## [Source material]
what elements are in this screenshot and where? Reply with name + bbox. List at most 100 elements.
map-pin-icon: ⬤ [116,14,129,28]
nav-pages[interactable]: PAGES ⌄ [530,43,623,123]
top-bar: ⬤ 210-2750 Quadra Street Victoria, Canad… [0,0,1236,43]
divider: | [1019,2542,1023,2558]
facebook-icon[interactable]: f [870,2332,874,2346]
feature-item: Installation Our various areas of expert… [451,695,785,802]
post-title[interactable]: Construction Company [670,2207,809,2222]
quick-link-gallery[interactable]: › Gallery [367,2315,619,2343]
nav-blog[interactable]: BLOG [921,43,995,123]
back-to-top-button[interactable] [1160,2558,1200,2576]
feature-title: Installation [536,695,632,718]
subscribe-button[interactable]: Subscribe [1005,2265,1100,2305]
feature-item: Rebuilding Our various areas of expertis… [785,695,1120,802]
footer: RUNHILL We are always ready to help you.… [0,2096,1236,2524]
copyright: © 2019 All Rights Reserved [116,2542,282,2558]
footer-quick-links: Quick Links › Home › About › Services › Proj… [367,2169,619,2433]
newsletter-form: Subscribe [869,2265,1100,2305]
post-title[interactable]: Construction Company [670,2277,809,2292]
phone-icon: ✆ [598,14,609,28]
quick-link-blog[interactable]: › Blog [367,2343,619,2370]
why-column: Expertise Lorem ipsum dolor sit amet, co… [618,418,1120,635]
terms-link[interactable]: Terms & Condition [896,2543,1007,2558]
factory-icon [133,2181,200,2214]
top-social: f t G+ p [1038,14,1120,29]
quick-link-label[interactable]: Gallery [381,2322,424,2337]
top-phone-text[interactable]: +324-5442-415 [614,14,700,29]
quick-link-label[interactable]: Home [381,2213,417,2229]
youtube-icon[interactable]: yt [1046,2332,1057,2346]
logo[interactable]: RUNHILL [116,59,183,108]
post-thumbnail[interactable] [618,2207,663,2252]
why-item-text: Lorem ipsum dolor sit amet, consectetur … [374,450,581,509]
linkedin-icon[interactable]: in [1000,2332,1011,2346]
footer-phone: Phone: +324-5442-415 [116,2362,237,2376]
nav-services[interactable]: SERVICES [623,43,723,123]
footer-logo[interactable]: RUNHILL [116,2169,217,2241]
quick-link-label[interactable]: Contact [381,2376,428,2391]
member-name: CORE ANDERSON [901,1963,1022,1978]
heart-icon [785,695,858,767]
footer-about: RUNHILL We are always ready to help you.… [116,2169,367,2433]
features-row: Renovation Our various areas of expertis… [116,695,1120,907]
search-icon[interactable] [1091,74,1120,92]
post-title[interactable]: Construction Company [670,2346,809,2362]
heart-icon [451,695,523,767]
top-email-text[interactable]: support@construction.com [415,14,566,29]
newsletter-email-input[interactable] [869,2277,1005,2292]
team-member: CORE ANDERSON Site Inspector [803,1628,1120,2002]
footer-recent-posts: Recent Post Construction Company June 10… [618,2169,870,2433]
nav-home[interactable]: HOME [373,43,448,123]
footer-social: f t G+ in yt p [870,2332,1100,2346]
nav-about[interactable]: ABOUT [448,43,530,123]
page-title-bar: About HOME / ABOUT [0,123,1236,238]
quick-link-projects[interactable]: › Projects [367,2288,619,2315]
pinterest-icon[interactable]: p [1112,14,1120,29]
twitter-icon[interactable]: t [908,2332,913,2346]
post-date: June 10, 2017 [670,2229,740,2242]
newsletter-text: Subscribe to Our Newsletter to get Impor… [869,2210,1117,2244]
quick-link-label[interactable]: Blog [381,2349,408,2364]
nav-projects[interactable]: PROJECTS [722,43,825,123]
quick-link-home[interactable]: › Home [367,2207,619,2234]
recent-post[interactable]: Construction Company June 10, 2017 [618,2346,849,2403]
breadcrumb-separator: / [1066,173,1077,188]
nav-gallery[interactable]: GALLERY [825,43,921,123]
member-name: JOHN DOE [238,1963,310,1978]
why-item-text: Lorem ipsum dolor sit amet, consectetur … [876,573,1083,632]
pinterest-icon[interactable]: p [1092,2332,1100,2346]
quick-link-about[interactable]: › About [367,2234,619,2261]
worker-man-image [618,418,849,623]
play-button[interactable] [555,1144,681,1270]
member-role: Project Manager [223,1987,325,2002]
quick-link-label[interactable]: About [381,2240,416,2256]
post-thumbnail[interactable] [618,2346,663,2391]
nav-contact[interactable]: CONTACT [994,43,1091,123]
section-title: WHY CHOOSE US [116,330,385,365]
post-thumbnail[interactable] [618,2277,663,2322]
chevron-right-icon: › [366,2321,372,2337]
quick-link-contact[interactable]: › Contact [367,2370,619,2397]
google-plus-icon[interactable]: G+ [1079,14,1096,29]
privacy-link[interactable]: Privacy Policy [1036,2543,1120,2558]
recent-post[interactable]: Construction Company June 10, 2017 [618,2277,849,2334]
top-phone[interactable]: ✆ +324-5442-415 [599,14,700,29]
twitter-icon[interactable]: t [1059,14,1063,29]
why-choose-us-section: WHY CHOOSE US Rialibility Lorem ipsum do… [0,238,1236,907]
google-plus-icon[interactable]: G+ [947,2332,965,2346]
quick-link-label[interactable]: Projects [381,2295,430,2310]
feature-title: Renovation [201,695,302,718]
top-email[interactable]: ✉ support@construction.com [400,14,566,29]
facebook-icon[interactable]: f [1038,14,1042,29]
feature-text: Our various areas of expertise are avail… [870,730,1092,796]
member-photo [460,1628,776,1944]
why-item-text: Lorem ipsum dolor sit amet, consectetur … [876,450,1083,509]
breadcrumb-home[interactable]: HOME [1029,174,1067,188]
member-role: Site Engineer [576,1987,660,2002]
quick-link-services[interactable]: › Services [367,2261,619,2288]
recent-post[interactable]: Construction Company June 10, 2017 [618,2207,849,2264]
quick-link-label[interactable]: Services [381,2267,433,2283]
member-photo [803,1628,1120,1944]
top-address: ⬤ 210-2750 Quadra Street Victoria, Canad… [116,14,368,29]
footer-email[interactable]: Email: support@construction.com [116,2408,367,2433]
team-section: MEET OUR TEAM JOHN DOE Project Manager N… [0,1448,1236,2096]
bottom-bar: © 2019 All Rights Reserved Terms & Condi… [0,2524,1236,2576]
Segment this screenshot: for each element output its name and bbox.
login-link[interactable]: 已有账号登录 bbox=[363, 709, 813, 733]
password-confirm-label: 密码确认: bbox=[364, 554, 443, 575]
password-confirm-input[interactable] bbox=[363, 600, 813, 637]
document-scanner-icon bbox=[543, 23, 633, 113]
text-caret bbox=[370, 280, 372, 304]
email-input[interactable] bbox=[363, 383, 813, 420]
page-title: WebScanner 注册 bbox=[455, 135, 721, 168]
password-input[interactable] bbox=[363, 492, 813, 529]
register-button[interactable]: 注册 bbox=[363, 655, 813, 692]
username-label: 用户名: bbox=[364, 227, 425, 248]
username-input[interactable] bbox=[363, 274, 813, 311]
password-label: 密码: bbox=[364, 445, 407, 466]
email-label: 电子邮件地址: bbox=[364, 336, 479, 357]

## [Task requirements]
Copy out, unchanged, every line of the rows from the very first one down through the line containing "newsletter-form: Subscribe [869,2265,1100,2305]", including that line.

## [Solution for this exercise]
what elements are in this screenshot and where? Reply with name + bbox. List at most 100 elements.
map-pin-icon: ⬤ [116,14,129,28]
nav-pages[interactable]: PAGES ⌄ [530,43,623,123]
top-bar: ⬤ 210-2750 Quadra Street Victoria, Canad… [0,0,1236,43]
divider: | [1019,2542,1023,2558]
facebook-icon[interactable]: f [870,2332,874,2346]
feature-item: Installation Our various areas of expert… [451,695,785,802]
post-title[interactable]: Construction Company [670,2207,809,2222]
quick-link-gallery[interactable]: › Gallery [367,2315,619,2343]
nav-blog[interactable]: BLOG [921,43,995,123]
back-to-top-button[interactable] [1160,2558,1200,2576]
feature-title: Installation [536,695,632,718]
subscribe-button[interactable]: Subscribe [1005,2265,1100,2305]
feature-item: Rebuilding Our various areas of expertis… [785,695,1120,802]
footer: RUNHILL We are always ready to help you.… [0,2096,1236,2524]
copyright: © 2019 All Rights Reserved [116,2542,282,2558]
footer-quick-links: Quick Links › Home › About › Services › Proj… [367,2169,619,2433]
newsletter-form: Subscribe [869,2265,1100,2305]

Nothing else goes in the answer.